### Work to be completed
Copy out the stretch of the listing from the line containing "grid-line-vertical bbox=[104, 12, 105, 209]" through the line containing "black-stone bbox=[184, 70, 207, 93]", keeping each line unchanged.

[Data extracted from a collection]
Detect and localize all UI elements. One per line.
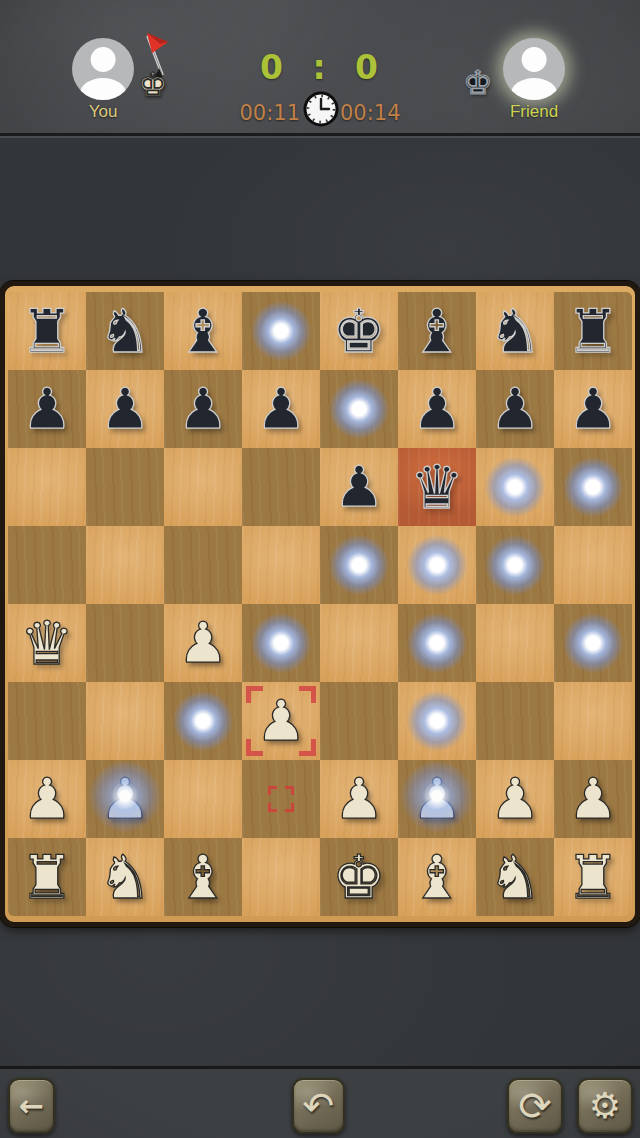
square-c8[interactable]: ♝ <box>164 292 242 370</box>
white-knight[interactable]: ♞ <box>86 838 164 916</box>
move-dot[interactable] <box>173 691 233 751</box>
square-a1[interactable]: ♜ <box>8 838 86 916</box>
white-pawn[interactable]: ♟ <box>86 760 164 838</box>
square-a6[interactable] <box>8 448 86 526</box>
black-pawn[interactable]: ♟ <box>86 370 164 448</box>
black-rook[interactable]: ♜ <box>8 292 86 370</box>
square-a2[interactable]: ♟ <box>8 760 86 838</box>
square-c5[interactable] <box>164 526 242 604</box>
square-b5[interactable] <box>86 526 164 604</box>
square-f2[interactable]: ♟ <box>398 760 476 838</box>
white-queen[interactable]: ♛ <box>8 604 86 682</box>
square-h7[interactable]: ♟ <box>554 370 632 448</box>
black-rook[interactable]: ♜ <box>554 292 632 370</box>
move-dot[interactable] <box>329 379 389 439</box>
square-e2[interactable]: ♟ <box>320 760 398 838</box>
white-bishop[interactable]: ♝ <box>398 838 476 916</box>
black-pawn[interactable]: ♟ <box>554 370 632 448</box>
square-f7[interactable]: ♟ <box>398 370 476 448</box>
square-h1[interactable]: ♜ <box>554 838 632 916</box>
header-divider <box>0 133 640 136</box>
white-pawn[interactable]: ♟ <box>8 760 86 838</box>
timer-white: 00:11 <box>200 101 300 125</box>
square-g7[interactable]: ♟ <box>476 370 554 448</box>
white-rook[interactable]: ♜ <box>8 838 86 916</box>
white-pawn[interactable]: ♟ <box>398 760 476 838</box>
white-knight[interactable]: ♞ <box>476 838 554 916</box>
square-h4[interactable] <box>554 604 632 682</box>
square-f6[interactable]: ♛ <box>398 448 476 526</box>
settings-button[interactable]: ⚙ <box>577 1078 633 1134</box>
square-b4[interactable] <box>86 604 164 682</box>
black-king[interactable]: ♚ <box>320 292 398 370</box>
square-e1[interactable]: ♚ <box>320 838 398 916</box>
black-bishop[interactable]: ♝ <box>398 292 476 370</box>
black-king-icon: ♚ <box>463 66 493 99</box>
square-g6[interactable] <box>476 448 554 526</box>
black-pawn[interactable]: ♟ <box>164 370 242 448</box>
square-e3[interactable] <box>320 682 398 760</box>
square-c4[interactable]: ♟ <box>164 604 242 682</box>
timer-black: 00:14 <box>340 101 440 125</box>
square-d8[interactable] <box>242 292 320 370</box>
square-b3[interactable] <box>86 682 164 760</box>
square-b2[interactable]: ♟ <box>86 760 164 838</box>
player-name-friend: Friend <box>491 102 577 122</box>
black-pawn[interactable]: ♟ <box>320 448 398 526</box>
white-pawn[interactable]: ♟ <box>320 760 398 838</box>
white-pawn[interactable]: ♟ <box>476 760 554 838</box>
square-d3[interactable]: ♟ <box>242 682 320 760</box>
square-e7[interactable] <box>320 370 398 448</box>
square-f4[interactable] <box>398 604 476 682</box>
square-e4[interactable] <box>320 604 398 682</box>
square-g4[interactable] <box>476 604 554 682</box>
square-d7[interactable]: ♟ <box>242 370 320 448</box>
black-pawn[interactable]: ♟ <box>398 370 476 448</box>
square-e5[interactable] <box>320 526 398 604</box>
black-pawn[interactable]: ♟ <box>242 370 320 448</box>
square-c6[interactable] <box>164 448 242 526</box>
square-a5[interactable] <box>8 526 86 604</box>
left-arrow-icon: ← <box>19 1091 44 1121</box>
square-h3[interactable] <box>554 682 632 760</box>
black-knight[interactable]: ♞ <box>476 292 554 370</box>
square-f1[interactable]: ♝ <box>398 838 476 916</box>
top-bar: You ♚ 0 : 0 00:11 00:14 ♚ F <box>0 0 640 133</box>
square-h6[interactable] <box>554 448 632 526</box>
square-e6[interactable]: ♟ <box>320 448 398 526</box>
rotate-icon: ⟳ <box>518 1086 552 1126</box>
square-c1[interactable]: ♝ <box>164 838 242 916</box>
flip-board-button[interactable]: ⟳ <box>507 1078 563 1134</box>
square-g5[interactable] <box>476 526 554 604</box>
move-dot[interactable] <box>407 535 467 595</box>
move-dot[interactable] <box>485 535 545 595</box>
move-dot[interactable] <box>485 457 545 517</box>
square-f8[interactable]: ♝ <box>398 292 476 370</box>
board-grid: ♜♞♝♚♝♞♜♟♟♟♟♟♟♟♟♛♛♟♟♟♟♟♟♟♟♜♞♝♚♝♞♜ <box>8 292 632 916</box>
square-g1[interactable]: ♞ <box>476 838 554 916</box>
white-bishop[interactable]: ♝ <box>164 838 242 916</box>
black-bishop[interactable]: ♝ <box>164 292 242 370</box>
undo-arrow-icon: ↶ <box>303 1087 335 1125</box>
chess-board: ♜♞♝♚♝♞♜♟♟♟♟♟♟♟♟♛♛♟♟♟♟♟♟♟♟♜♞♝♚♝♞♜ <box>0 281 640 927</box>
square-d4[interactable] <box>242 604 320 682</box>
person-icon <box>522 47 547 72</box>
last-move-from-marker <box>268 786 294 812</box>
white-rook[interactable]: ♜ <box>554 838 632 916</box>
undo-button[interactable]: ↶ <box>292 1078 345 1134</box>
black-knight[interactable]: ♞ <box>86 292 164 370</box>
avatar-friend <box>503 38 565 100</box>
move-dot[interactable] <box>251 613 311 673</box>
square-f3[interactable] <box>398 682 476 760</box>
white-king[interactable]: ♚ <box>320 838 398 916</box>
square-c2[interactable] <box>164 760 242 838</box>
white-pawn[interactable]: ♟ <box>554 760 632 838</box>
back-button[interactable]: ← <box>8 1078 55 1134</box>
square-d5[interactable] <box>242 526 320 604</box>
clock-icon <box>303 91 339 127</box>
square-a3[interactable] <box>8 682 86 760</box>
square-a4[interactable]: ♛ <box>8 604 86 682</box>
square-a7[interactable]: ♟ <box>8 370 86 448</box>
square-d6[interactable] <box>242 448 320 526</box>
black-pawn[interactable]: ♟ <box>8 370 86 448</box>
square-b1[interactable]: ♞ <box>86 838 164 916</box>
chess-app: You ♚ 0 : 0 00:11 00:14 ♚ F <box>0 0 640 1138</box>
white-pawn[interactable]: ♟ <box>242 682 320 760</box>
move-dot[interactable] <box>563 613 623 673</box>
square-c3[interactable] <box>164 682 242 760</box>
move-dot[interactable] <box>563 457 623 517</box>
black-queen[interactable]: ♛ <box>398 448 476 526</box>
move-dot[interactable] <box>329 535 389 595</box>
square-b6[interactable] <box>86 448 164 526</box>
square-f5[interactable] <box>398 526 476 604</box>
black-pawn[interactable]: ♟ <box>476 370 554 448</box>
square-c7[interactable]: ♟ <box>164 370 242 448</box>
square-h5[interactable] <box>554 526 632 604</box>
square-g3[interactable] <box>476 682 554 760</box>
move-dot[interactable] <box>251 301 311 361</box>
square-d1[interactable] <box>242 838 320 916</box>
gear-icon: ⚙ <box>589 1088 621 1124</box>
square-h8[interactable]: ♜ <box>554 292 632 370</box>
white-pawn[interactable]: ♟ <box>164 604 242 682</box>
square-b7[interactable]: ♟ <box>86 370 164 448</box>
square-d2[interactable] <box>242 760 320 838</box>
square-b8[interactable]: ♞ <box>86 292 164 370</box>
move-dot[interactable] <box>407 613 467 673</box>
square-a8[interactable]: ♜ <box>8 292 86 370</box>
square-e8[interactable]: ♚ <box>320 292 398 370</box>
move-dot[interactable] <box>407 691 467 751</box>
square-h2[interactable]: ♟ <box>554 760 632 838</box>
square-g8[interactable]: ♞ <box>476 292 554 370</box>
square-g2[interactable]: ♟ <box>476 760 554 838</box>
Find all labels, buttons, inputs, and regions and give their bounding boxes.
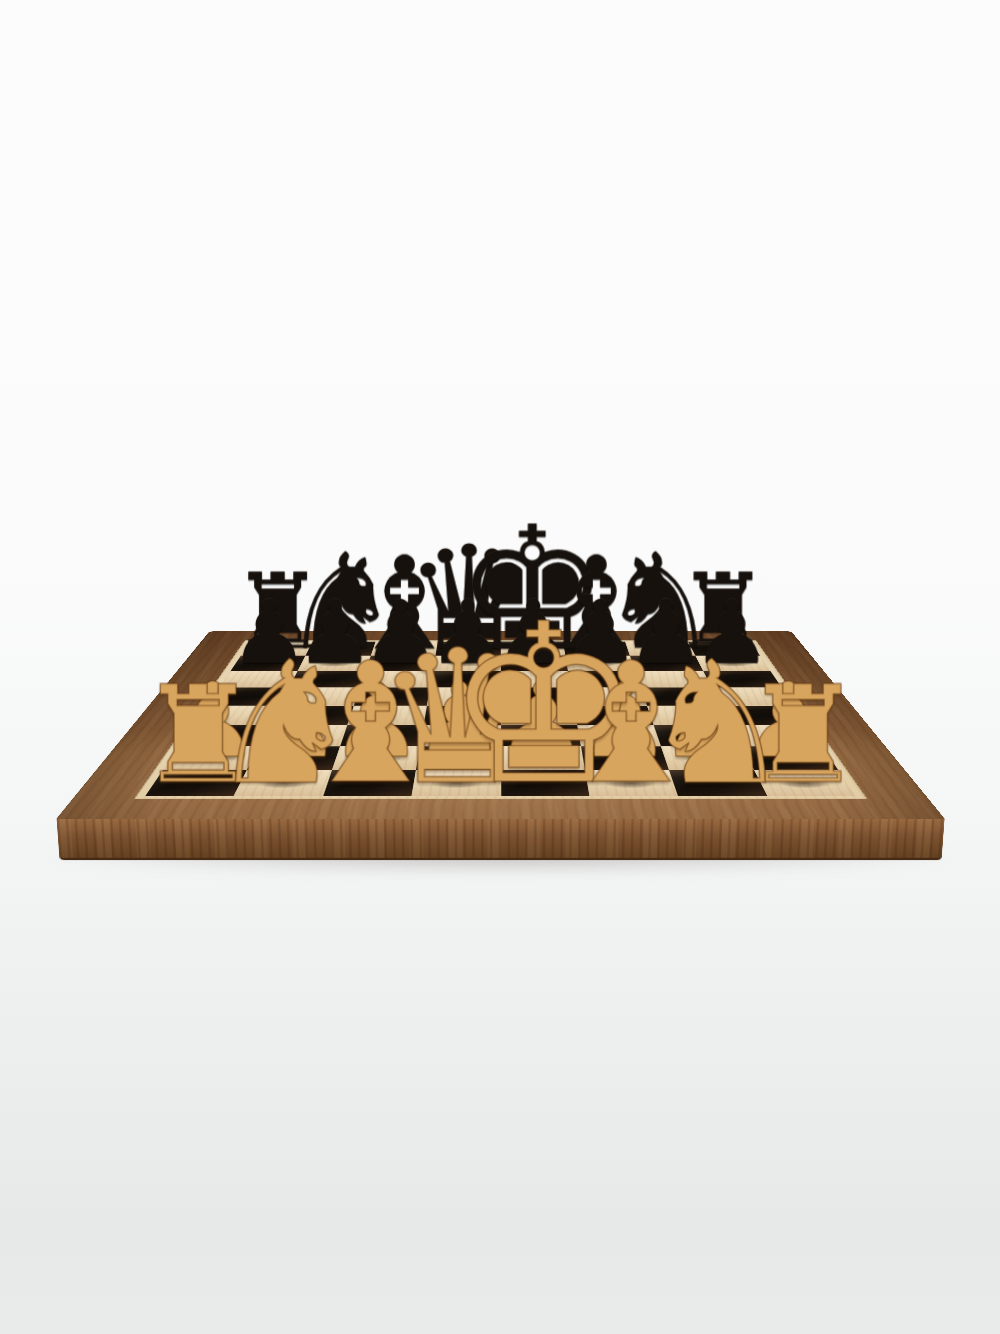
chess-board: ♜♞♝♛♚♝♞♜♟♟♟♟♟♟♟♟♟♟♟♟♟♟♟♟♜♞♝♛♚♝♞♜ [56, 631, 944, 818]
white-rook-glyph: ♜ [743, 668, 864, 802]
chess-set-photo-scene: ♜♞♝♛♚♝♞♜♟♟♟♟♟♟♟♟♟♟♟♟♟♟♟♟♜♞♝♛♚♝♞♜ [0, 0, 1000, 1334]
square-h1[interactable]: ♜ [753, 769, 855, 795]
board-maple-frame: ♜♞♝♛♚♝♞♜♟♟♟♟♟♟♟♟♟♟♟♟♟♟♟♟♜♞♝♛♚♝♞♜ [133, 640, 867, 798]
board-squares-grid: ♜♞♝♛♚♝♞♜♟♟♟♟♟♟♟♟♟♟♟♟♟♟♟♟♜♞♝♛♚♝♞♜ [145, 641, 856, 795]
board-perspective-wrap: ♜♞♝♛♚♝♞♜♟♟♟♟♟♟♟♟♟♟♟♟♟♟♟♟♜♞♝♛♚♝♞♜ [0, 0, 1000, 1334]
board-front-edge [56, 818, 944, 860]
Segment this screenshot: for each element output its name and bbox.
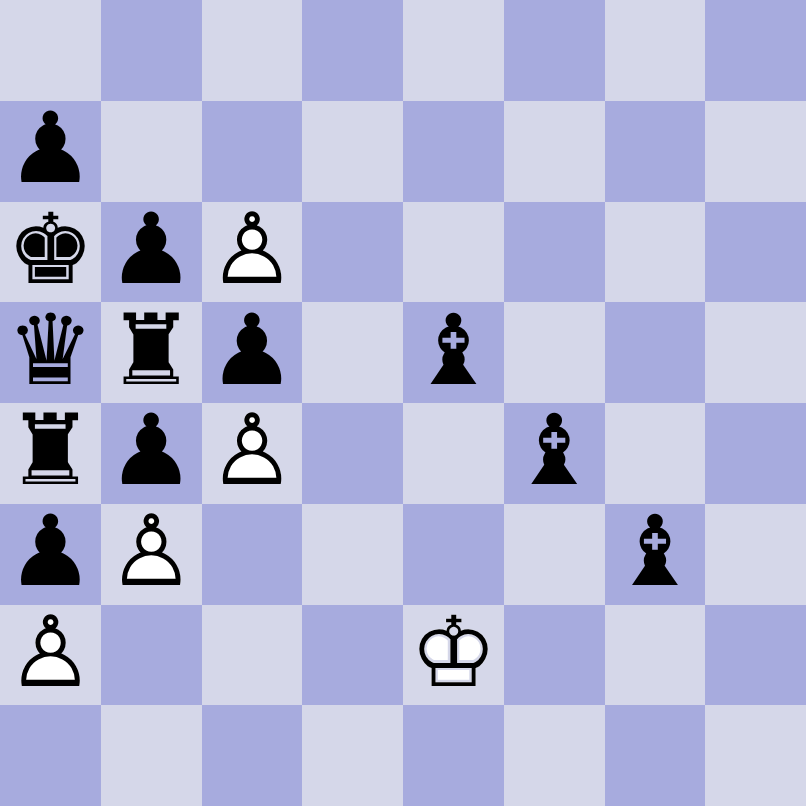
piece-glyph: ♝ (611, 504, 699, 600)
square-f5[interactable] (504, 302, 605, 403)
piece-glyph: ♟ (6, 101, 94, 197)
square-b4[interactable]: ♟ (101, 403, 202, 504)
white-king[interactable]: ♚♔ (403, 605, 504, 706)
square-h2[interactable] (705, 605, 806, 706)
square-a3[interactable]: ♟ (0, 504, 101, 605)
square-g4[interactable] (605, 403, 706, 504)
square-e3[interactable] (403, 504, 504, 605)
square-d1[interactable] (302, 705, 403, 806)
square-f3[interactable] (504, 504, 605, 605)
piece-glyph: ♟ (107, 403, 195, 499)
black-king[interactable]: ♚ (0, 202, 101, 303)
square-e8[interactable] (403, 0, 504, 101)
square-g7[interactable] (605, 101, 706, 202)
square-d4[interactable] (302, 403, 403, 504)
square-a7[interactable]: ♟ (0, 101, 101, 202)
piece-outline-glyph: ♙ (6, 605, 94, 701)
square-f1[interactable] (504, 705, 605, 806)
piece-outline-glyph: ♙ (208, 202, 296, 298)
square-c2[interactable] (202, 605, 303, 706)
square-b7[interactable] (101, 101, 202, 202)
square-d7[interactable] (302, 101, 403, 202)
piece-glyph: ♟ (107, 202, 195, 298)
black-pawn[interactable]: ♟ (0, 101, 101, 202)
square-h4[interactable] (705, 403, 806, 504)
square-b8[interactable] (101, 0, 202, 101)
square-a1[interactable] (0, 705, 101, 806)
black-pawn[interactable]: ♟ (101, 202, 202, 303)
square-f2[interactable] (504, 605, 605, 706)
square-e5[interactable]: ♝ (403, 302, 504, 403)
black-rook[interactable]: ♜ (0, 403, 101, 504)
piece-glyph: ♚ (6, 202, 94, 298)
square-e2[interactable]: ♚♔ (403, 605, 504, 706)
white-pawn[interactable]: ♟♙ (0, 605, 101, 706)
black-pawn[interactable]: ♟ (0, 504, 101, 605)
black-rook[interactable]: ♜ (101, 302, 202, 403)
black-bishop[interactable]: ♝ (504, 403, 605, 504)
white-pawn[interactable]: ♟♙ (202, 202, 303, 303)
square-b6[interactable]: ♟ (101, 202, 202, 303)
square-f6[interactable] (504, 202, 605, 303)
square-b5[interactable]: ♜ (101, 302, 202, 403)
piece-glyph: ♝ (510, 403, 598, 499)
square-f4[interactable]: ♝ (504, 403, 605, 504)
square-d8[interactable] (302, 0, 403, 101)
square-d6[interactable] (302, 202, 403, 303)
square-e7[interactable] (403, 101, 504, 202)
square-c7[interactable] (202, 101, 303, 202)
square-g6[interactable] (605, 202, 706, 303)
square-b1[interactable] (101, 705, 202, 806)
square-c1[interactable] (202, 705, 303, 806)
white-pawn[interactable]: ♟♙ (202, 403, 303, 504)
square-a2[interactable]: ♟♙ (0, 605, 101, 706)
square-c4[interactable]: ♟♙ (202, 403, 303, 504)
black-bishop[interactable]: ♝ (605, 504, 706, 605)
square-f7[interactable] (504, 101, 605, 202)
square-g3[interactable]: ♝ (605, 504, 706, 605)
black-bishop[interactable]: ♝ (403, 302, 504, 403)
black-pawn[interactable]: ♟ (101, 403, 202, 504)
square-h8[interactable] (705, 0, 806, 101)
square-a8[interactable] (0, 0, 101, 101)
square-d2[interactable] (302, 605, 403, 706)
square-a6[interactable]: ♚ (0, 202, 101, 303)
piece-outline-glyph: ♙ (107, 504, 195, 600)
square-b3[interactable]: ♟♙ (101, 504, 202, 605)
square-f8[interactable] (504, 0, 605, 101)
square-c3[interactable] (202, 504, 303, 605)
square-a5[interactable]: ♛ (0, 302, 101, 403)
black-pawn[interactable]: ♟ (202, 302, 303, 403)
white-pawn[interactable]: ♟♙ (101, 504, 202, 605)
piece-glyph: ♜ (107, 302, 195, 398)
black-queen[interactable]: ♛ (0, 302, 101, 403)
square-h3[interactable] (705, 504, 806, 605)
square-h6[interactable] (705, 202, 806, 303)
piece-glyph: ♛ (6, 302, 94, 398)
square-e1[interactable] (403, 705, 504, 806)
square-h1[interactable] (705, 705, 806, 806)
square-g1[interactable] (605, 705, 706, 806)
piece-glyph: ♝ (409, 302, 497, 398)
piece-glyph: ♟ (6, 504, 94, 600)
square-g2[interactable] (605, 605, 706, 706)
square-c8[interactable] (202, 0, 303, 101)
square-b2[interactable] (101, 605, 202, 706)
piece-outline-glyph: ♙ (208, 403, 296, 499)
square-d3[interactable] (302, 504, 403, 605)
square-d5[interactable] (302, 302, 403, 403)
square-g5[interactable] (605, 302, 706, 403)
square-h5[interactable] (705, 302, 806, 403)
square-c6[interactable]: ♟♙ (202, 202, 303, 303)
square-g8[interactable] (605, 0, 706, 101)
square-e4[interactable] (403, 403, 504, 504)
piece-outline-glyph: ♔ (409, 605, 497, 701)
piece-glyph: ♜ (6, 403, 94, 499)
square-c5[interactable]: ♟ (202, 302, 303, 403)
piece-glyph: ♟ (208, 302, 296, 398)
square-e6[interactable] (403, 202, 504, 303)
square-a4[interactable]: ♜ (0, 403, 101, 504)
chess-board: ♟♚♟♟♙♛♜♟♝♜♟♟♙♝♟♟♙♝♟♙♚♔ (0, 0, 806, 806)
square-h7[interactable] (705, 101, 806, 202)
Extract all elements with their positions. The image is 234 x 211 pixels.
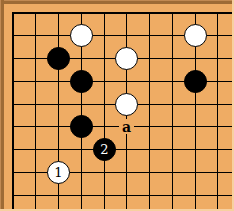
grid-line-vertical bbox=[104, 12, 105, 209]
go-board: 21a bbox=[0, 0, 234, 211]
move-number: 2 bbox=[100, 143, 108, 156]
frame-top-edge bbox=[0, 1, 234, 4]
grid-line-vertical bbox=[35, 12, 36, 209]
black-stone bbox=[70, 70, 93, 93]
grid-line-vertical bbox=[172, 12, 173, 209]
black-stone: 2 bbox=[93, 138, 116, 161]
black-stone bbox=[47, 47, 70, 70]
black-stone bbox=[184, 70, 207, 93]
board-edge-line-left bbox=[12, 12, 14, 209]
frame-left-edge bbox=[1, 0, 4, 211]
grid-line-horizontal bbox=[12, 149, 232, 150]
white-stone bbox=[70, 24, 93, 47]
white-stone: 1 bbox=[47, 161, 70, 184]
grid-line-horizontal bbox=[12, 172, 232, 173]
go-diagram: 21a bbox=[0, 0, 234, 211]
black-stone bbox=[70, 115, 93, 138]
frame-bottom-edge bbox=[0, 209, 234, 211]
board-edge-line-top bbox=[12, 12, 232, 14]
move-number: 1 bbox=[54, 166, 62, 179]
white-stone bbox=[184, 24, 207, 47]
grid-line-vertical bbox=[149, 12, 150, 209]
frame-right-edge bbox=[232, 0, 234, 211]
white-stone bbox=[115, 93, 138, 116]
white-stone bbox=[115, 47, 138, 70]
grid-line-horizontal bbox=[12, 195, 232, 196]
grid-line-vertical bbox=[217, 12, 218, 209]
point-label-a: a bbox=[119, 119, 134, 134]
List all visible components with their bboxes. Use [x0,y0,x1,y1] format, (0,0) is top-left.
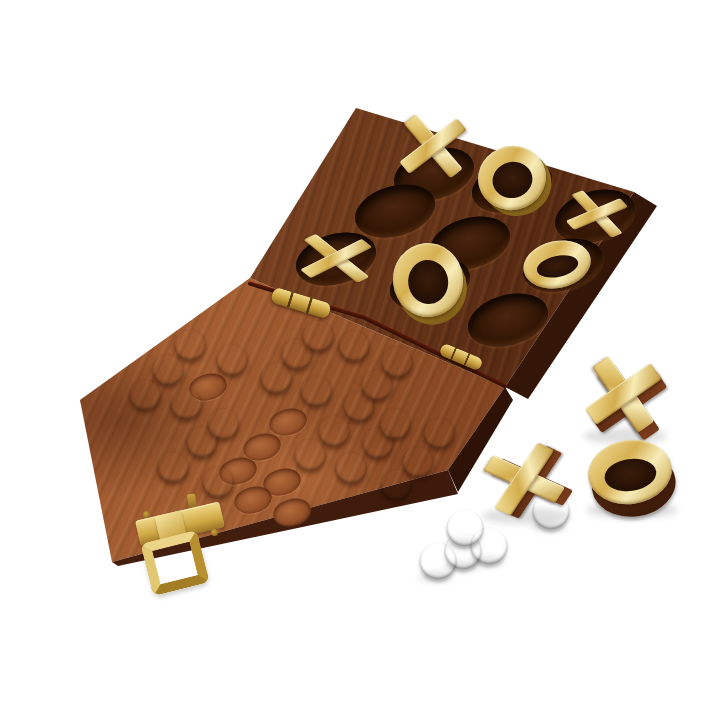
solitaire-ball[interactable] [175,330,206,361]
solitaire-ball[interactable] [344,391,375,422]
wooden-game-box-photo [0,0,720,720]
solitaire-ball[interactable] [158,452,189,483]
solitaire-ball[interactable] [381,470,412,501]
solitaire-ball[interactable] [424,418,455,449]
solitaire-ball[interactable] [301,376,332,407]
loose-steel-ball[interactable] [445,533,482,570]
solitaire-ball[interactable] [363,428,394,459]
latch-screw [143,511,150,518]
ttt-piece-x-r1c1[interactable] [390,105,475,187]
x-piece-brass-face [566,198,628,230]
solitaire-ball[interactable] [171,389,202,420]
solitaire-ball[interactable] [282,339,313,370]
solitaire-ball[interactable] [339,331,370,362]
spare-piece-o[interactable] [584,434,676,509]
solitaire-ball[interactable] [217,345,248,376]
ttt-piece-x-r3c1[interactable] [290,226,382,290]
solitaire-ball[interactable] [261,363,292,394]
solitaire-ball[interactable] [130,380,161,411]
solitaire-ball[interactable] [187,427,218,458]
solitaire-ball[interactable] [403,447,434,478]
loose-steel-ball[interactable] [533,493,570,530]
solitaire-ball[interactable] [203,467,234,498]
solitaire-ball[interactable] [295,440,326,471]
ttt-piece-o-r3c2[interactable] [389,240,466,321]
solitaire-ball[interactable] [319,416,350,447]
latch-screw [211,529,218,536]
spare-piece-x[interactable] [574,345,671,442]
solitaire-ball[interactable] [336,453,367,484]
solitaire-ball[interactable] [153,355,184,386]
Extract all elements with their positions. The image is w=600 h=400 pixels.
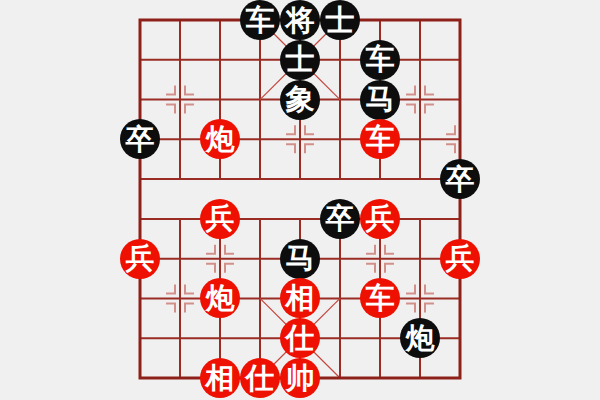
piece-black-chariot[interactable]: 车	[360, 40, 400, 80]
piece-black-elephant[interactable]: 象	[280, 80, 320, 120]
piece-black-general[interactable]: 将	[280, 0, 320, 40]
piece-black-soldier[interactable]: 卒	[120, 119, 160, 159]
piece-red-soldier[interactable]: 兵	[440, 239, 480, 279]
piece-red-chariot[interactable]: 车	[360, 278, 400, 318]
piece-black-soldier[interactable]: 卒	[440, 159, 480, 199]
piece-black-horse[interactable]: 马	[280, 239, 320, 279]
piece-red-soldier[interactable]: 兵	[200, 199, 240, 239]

### Written solution
grid-line-vertical bbox=[104, 12, 105, 209]
go-board: 21a bbox=[0, 0, 234, 211]
move-number: 2 bbox=[100, 143, 108, 156]
frame-top-edge bbox=[0, 1, 234, 4]
grid-line-vertical bbox=[35, 12, 36, 209]
black-stone bbox=[70, 70, 93, 93]
grid-line-vertical bbox=[172, 12, 173, 209]
black-stone: 2 bbox=[93, 138, 116, 161]
black-stone bbox=[47, 47, 70, 70]
black-stone bbox=[184, 70, 207, 93]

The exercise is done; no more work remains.